Data items
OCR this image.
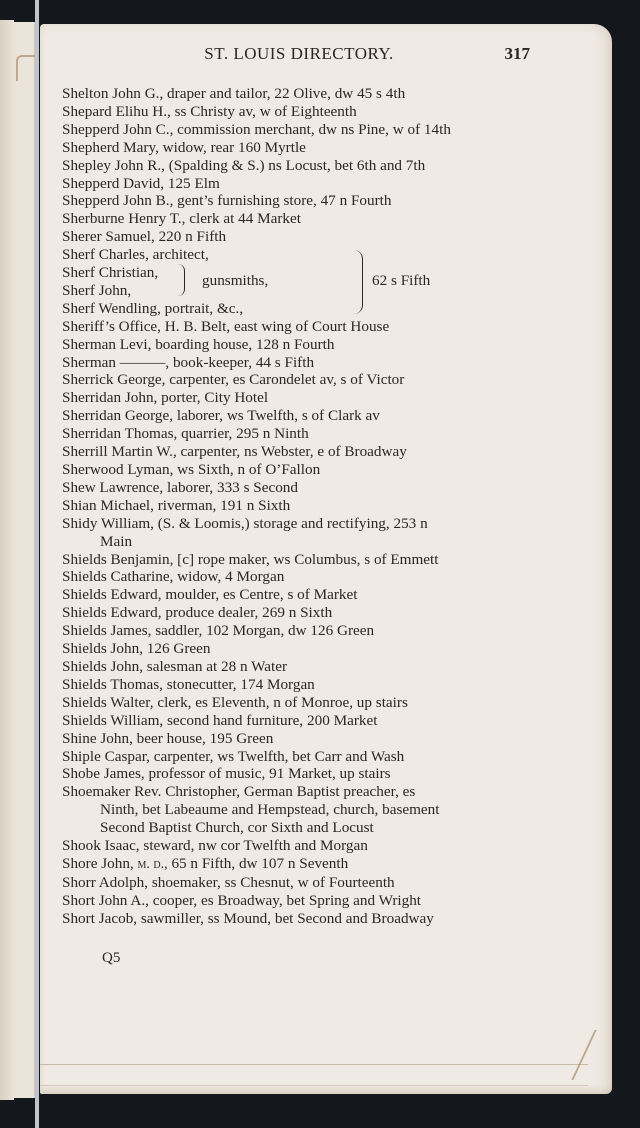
ST. LOUIS DIRECTORY.	317
Shelton John G., draper and tailor, 22 Olive, dw 45 s 4th
Shepard Elihu H., ss Christy av, w of Eighteenth
Shepperd John C., commission merchant, dw ns Pine, w of 14th
Shepherd Mary, widow, rear 160 Myrtle
Shepley John R., (Spalding & S.) ns Locust, bet 6th and 7th
Shepperd David, 125 Elm
Shepperd John B., gent’s furnishing store, 47 n Fourth
Sherburne Henry T., clerk at 44 Market
Sherer Samuel, 220 n Fifth
Sherf Charles, architect,
Sherf Christian,
Sherf John,
Sherf Wendling, portrait, &c.,
gunsmiths,	62 s Fifth
Sheriff’s Office, H. B. Belt, east wing of Court House
Sherman Levi, boarding house, 128 n Fourth
Sherman ———, book-keeper, 44 s Fifth
Sherrick George, carpenter, es Carondelet av, s of Victor
Sherridan John, porter, City Hotel
Sherridan George, laborer, ws Twelfth, s of Clark av
Sherridan Thomas, quarrier, 295 n Ninth
Sherrill Martin W., carpenter, ns Webster, e of Broadway
Sherwood Lyman, ws Sixth, n of O’Fallon
Shew Lawrence, laborer, 333 s Second
Shian Michael, riverman, 191 n Sixth
Shidy William, (S. & Loomis,) storage and rectifying, 253 n
Main
Shields Benjamin, [c] rope maker, ws Columbus, s of Emmett
Shields Catharine, widow, 4 Morgan
Shields Edward, moulder, es Centre, s of Market
Shields Edward, produce dealer, 269 n Sixth
Shields James, saddler, 102 Morgan, dw 126 Green
Shields John, 126 Green
Shields John, salesman at 28 n Water
Shields Thomas, stonecutter, 174 Morgan
Shields Walter, clerk, es Eleventh, n of Monroe, up stairs
Shields William, second hand furniture, 200 Market
Shine John, beer house, 195 Green
Shiple Caspar, carpenter, ws Twelfth, bet Carr and Wash
Shobe James, professor of music, 91 Market, up stairs
Shoemaker Rev. Christopher, German Baptist preacher, es
Ninth, bet Labeaume and Hempstead, church, basement
Second Baptist Church, cor Sixth and Locust
Shook Isaac, steward, nw cor Twelfth and Morgan
Shore John, m. d., 65 n Fifth, dw 107 n Seventh
Shorr Adolph, shoemaker, ss Chesnut, w of Fourteenth
Short John A., cooper, es Broadway, bet Spring and Wright
Short Jacob, sawmiller, ss Mound, bet Second and Broadway
Q5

_Job_
Make a verbatim copy of all the entries and strip out the pictures.

_The result_
OCR this image.
ST. LOUIS DIRECTORY.	317
Shelton John G., draper and tailor, 22 Olive, dw 45 s 4th
Shepard Elihu H., ss Christy av, w of Eighteenth
Shepperd John C., commission merchant, dw ns Pine, w of 14th
Shepherd Mary, widow, rear 160 Myrtle
Shepley John R., (Spalding & S.) ns Locust, bet 6th and 7th
Shepperd David, 125 Elm
Shepperd John B., gent’s furnishing store, 47 n Fourth
Sherburne Henry T., clerk at 44 Market
Sherer Samuel, 220 n Fifth
Sherf Charles, architect,
Sherf Christian,
Sherf John,
Sherf Wendling, portrait, &c.,
gunsmiths,	62 s Fifth
Sheriff’s Office, H. B. Belt, east wing of Court House
Sherman Levi, boarding house, 128 n Fourth
Sherman ———, book-keeper, 44 s Fifth
Sherrick George, carpenter, es Carondelet av, s of Victor
Sherridan John, porter, City Hotel
Sherridan George, laborer, ws Twelfth, s of Clark av
Sherridan Thomas, quarrier, 295 n Ninth
Sherrill Martin W., carpenter, ns Webster, e of Broadway
Sherwood Lyman, ws Sixth, n of O’Fallon
Shew Lawrence, laborer, 333 s Second
Shian Michael, riverman, 191 n Sixth
Shidy William, (S. & Loomis,) storage and rectifying, 253 n
Main
Shields Benjamin, [c] rope maker, ws Columbus, s of Emmett
Shields Catharine, widow, 4 Morgan
Shields Edward, moulder, es Centre, s of Market
Shields Edward, produce dealer, 269 n Sixth
Shields James, saddler, 102 Morgan, dw 126 Green
Shields John, 126 Green
Shields John, salesman at 28 n Water
Shields Thomas, stonecutter, 174 Morgan
Shields Walter, clerk, es Eleventh, n of Monroe, up stairs
Shields William, second hand furniture, 200 Market
Shine John, beer house, 195 Green
Shiple Caspar, carpenter, ws Twelfth, bet Carr and Wash
Shobe James, professor of music, 91 Market, up stairs
Shoemaker Rev. Christopher, German Baptist preacher, es
Ninth, bet Labeaume and Hempstead, church, basement
Second Baptist Church, cor Sixth and Locust
Shook Isaac, steward, nw cor Twelfth and Morgan
Shore John, m. d., 65 n Fifth, dw 107 n Seventh
Shorr Adolph, shoemaker, ss Chesnut, w of Fourteenth
Short John A., cooper, es Broadway, bet Spring and Wright
Short Jacob, sawmiller, ss Mound, bet Second and Broadway
Q5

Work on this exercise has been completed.